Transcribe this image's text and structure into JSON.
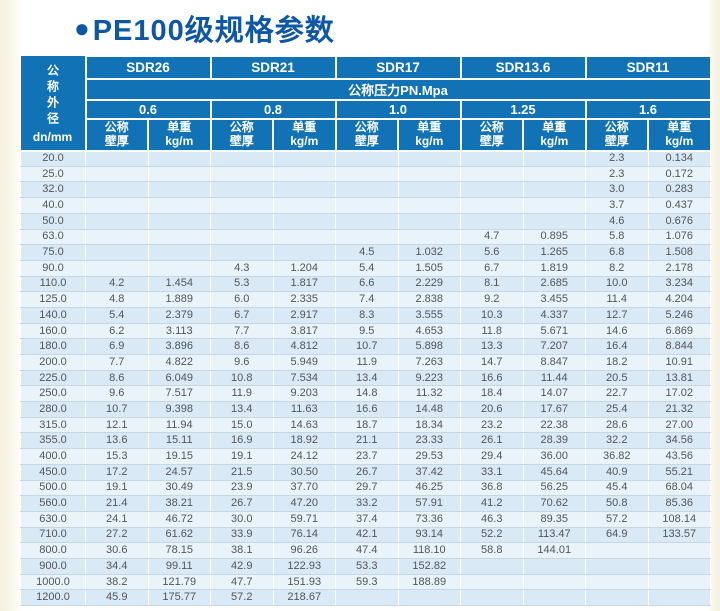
{
  "page": {
    "title_bullet": "●",
    "title": "PE100级规格参数"
  },
  "colors": {
    "header_blue": "#1173b5",
    "title_blue": "#0e57a5",
    "row_odd": "#d9e9f5",
    "row_even": "#eaf3fa",
    "page_edge_cream": "#f8f4e6"
  },
  "table": {
    "corner": {
      "vertical_label": "公称外径",
      "unit_label": "dn/mm"
    },
    "sdr_groups": [
      "SDR26",
      "SDR21",
      "SDR17",
      "SDR13.6",
      "SDR11"
    ],
    "pressure_title": "公称压力PN.Mpa",
    "pressures": [
      "0.6",
      "0.8",
      "1.0",
      "1.25",
      "1.6"
    ],
    "col_headers": {
      "thickness": [
        "公称",
        "壁厚"
      ],
      "weight": [
        "单重",
        "kg/m"
      ]
    },
    "rows": [
      {
        "dn": "20.0",
        "cells": [
          "",
          "",
          "",
          "",
          "",
          "",
          "",
          "",
          "2.3",
          "0.134"
        ]
      },
      {
        "dn": "25.0",
        "cells": [
          "",
          "",
          "",
          "",
          "",
          "",
          "",
          "",
          "2.3",
          "0.172"
        ]
      },
      {
        "dn": "32.0",
        "cells": [
          "",
          "",
          "",
          "",
          "",
          "",
          "",
          "",
          "3.0",
          "0.283"
        ]
      },
      {
        "dn": "40.0",
        "cells": [
          "",
          "",
          "",
          "",
          "",
          "",
          "",
          "",
          "3.7",
          "0.437"
        ]
      },
      {
        "dn": "50.0",
        "cells": [
          "",
          "",
          "",
          "",
          "",
          "",
          "",
          "",
          "4.6",
          "0.676"
        ]
      },
      {
        "dn": "63.0",
        "cells": [
          "",
          "",
          "",
          "",
          "",
          "",
          "4.7",
          "0.895",
          "5.8",
          "1.076"
        ]
      },
      {
        "dn": "75.0",
        "cells": [
          "",
          "",
          "",
          "",
          "4.5",
          "1.032",
          "5.6",
          "1.265",
          "6.8",
          "1.508"
        ]
      },
      {
        "dn": "90.0",
        "cells": [
          "",
          "",
          "4.3",
          "1.204",
          "5.4",
          "1.505",
          "6.7",
          "1.819",
          "8.2",
          "2.178"
        ]
      },
      {
        "dn": "110.0",
        "cells": [
          "4.2",
          "1.454",
          "5.3",
          "1.817",
          "6.6",
          "2.229",
          "8.1",
          "2.685",
          "10.0",
          "3.234"
        ]
      },
      {
        "dn": "125.0",
        "cells": [
          "4.8",
          "1.889",
          "6.0",
          "2.335",
          "7.4",
          "2.838",
          "9.2",
          "3.455",
          "11.4",
          "4.204"
        ]
      },
      {
        "dn": "140.0",
        "cells": [
          "5.4",
          "2.379",
          "6.7",
          "2.917",
          "8.3",
          "3.555",
          "10.3",
          "4.337",
          "12.7",
          "5.246"
        ]
      },
      {
        "dn": "160.0",
        "cells": [
          "6.2",
          "3.113",
          "7.7",
          "3.817",
          "9.5",
          "4.653",
          "11.8",
          "5.671",
          "14.6",
          "6.869"
        ]
      },
      {
        "dn": "180.0",
        "cells": [
          "6.9",
          "3.896",
          "8.6",
          "4.812",
          "10.7",
          "5.898",
          "13.3",
          "7.207",
          "16.4",
          "8.844"
        ]
      },
      {
        "dn": "200.0",
        "cells": [
          "7.7",
          "4.822",
          "9.6",
          "5.949",
          "11.9",
          "7.263",
          "14.7",
          "8.847",
          "18.2",
          "10.91"
        ]
      },
      {
        "dn": "225.0",
        "cells": [
          "8.6",
          "6.049",
          "10.8",
          "7.534",
          "13.4",
          "9.223",
          "16.6",
          "11.44",
          "20.5",
          "13.81"
        ]
      },
      {
        "dn": "250.0",
        "cells": [
          "9.6",
          "7.517",
          "11.9",
          "9.203",
          "14.8",
          "11.32",
          "18.4",
          "14.07",
          "22.7",
          "17.02"
        ]
      },
      {
        "dn": "280.0",
        "cells": [
          "10.7",
          "9.398",
          "13.4",
          "11.63",
          "16.6",
          "14.48",
          "20.6",
          "17.67",
          "25.4",
          "21.32"
        ]
      },
      {
        "dn": "315.0",
        "cells": [
          "12.1",
          "11.94",
          "15.0",
          "14.63",
          "18.7",
          "18.34",
          "23.2",
          "22.38",
          "28.6",
          "27.00"
        ]
      },
      {
        "dn": "355.0",
        "cells": [
          "13.6",
          "15.11",
          "16.9",
          "18.92",
          "21.1",
          "23.33",
          "26.1",
          "28.39",
          "32.2",
          "34.56"
        ]
      },
      {
        "dn": "400.0",
        "cells": [
          "15.3",
          "19.15",
          "19.1",
          "24.12",
          "23.7",
          "29.53",
          "29.4",
          "36.00",
          "36.82",
          "43.56"
        ]
      },
      {
        "dn": "450.0",
        "cells": [
          "17.2",
          "24.57",
          "21.5",
          "30.50",
          "26.7",
          "37.42",
          "33.1",
          "45.64",
          "40.9",
          "55.21"
        ]
      },
      {
        "dn": "500.0",
        "cells": [
          "19.1",
          "30.49",
          "23.9",
          "37.70",
          "29.7",
          "46.25",
          "36.8",
          "56.25",
          "45.4",
          "68.04"
        ]
      },
      {
        "dn": "560.0",
        "cells": [
          "21.4",
          "38.21",
          "26.7",
          "47.20",
          "33.2",
          "57.91",
          "41.2",
          "70.62",
          "50.8",
          "85.36"
        ]
      },
      {
        "dn": "630.0",
        "cells": [
          "24.1",
          "46.72",
          "30.0",
          "59.71",
          "37.4",
          "73.36",
          "46.3",
          "89.35",
          "57.2",
          "108.14"
        ]
      },
      {
        "dn": "710.0",
        "cells": [
          "27.2",
          "61.62",
          "33.9",
          "76.14",
          "42.1",
          "93.14",
          "52.2",
          "113.47",
          "64.9",
          "133.57"
        ]
      },
      {
        "dn": "800.0",
        "cells": [
          "30.6",
          "78.15",
          "38.1",
          "96.26",
          "47.4",
          "118.10",
          "58.8",
          "144.01",
          "",
          ""
        ]
      },
      {
        "dn": "900.0",
        "cells": [
          "34.4",
          "99.11",
          "42.9",
          "122.93",
          "53.3",
          "152.82",
          "",
          "",
          "",
          ""
        ]
      },
      {
        "dn": "1000.0",
        "cells": [
          "38.2",
          "121.79",
          "47.7",
          "151.93",
          "59.3",
          "188.89",
          "",
          "",
          "",
          ""
        ]
      },
      {
        "dn": "1200.0",
        "cells": [
          "45.9",
          "175.77",
          "57.2",
          "218.67",
          "",
          "",
          "",
          "",
          "",
          ""
        ]
      }
    ]
  }
}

☆ ☆ ☆ ☆ ☆

▸ **INSTRUCTIONS TO FOLLOW**
Every record must be copied exactly, with the pictures left out.

▸ **WRITTEN SOLUTION**
Transcribe this image's text and structure into JSON.
{
  "page": {
    "title_bullet": "●",
    "title": "PE100级规格参数"
  },
  "colors": {
    "header_blue": "#1173b5",
    "title_blue": "#0e57a5",
    "row_odd": "#d9e9f5",
    "row_even": "#eaf3fa",
    "page_edge_cream": "#f8f4e6"
  },
  "table": {
    "corner": {
      "vertical_label": "公称外径",
      "unit_label": "dn/mm"
    },
    "sdr_groups": [
      "SDR26",
      "SDR21",
      "SDR17",
      "SDR13.6",
      "SDR11"
    ],
    "pressure_title": "公称压力PN.Mpa",
    "pressures": [
      "0.6",
      "0.8",
      "1.0",
      "1.25",
      "1.6"
    ],
    "col_headers": {
      "thickness": [
        "公称",
        "壁厚"
      ],
      "weight": [
        "单重",
        "kg/m"
      ]
    },
    "rows": [
      {
        "dn": "20.0",
        "cells": [
          "",
          "",
          "",
          "",
          "",
          "",
          "",
          "",
          "2.3",
          "0.134"
        ]
      },
      {
        "dn": "25.0",
        "cells": [
          "",
          "",
          "",
          "",
          "",
          "",
          "",
          "",
          "2.3",
          "0.172"
        ]
      },
      {
        "dn": "32.0",
        "cells": [
          "",
          "",
          "",
          "",
          "",
          "",
          "",
          "",
          "3.0",
          "0.283"
        ]
      },
      {
        "dn": "40.0",
        "cells": [
          "",
          "",
          "",
          "",
          "",
          "",
          "",
          "",
          "3.7",
          "0.437"
        ]
      },
      {
        "dn": "50.0",
        "cells": [
          "",
          "",
          "",
          "",
          "",
          "",
          "",
          "",
          "4.6",
          "0.676"
        ]
      },
      {
        "dn": "63.0",
        "cells": [
          "",
          "",
          "",
          "",
          "",
          "",
          "4.7",
          "0.895",
          "5.8",
          "1.076"
        ]
      },
      {
        "dn": "75.0",
        "cells": [
          "",
          "",
          "",
          "",
          "4.5",
          "1.032",
          "5.6",
          "1.265",
          "6.8",
          "1.508"
        ]
      },
      {
        "dn": "90.0",
        "cells": [
          "",
          "",
          "4.3",
          "1.204",
          "5.4",
          "1.505",
          "6.7",
          "1.819",
          "8.2",
          "2.178"
        ]
      },
      {
        "dn": "110.0",
        "cells": [
          "4.2",
          "1.454",
          "5.3",
          "1.817",
          "6.6",
          "2.229",
          "8.1",
          "2.685",
          "10.0",
          "3.234"
        ]
      },
      {
        "dn": "125.0",
        "cells": [
          "4.8",
          "1.889",
          "6.0",
          "2.335",
          "7.4",
          "2.838",
          "9.2",
          "3.455",
          "11.4",
          "4.204"
        ]
      },
      {
        "dn": "140.0",
        "cells": [
          "5.4",
          "2.379",
          "6.7",
          "2.917",
          "8.3",
          "3.555",
          "10.3",
          "4.337",
          "12.7",
          "5.246"
        ]
      },
      {
        "dn": "160.0",
        "cells": [
          "6.2",
          "3.113",
          "7.7",
          "3.817",
          "9.5",
          "4.653",
          "11.8",
          "5.671",
          "14.6",
          "6.869"
        ]
      },
      {
        "dn": "180.0",
        "cells": [
          "6.9",
          "3.896",
          "8.6",
          "4.812",
          "10.7",
          "5.898",
          "13.3",
          "7.207",
          "16.4",
          "8.844"
        ]
      },
      {
        "dn": "200.0",
        "cells": [
          "7.7",
          "4.822",
          "9.6",
          "5.949",
          "11.9",
          "7.263",
          "14.7",
          "8.847",
          "18.2",
          "10.91"
        ]
      },
      {
        "dn": "225.0",
        "cells": [
          "8.6",
          "6.049",
          "10.8",
          "7.534",
          "13.4",
          "9.223",
          "16.6",
          "11.44",
          "20.5",
          "13.81"
        ]
      },
      {
        "dn": "250.0",
        "cells": [
          "9.6",
          "7.517",
          "11.9",
          "9.203",
          "14.8",
          "11.32",
          "18.4",
          "14.07",
          "22.7",
          "17.02"
        ]
      },
      {
        "dn": "280.0",
        "cells": [
          "10.7",
          "9.398",
          "13.4",
          "11.63",
          "16.6",
          "14.48",
          "20.6",
          "17.67",
          "25.4",
          "21.32"
        ]
      },
      {
        "dn": "315.0",
        "cells": [
          "12.1",
          "11.94",
          "15.0",
          "14.63",
          "18.7",
          "18.34",
          "23.2",
          "22.38",
          "28.6",
          "27.00"
        ]
      },
      {
        "dn": "355.0",
        "cells": [
          "13.6",
          "15.11",
          "16.9",
          "18.92",
          "21.1",
          "23.33",
          "26.1",
          "28.39",
          "32.2",
          "34.56"
        ]
      },
      {
        "dn": "400.0",
        "cells": [
          "15.3",
          "19.15",
          "19.1",
          "24.12",
          "23.7",
          "29.53",
          "29.4",
          "36.00",
          "36.82",
          "43.56"
        ]
      },
      {
        "dn": "450.0",
        "cells": [
          "17.2",
          "24.57",
          "21.5",
          "30.50",
          "26.7",
          "37.42",
          "33.1",
          "45.64",
          "40.9",
          "55.21"
        ]
      },
      {
        "dn": "500.0",
        "cells": [
          "19.1",
          "30.49",
          "23.9",
          "37.70",
          "29.7",
          "46.25",
          "36.8",
          "56.25",
          "45.4",
          "68.04"
        ]
      },
      {
        "dn": "560.0",
        "cells": [
          "21.4",
          "38.21",
          "26.7",
          "47.20",
          "33.2",
          "57.91",
          "41.2",
          "70.62",
          "50.8",
          "85.36"
        ]
      },
      {
        "dn": "630.0",
        "cells": [
          "24.1",
          "46.72",
          "30.0",
          "59.71",
          "37.4",
          "73.36",
          "46.3",
          "89.35",
          "57.2",
          "108.14"
        ]
      },
      {
        "dn": "710.0",
        "cells": [
          "27.2",
          "61.62",
          "33.9",
          "76.14",
          "42.1",
          "93.14",
          "52.2",
          "113.47",
          "64.9",
          "133.57"
        ]
      },
      {
        "dn": "800.0",
        "cells": [
          "30.6",
          "78.15",
          "38.1",
          "96.26",
          "47.4",
          "118.10",
          "58.8",
          "144.01",
          "",
          ""
        ]
      },
      {
        "dn": "900.0",
        "cells": [
          "34.4",
          "99.11",
          "42.9",
          "122.93",
          "53.3",
          "152.82",
          "",
          "",
          "",
          ""
        ]
      },
      {
        "dn": "1000.0",
        "cells": [
          "38.2",
          "121.79",
          "47.7",
          "151.93",
          "59.3",
          "188.89",
          "",
          "",
          "",
          ""
        ]
      },
      {
        "dn": "1200.0",
        "cells": [
          "45.9",
          "175.77",
          "57.2",
          "218.67",
          "",
          "",
          "",
          "",
          "",
          ""
        ]
      }
    ]
  }
}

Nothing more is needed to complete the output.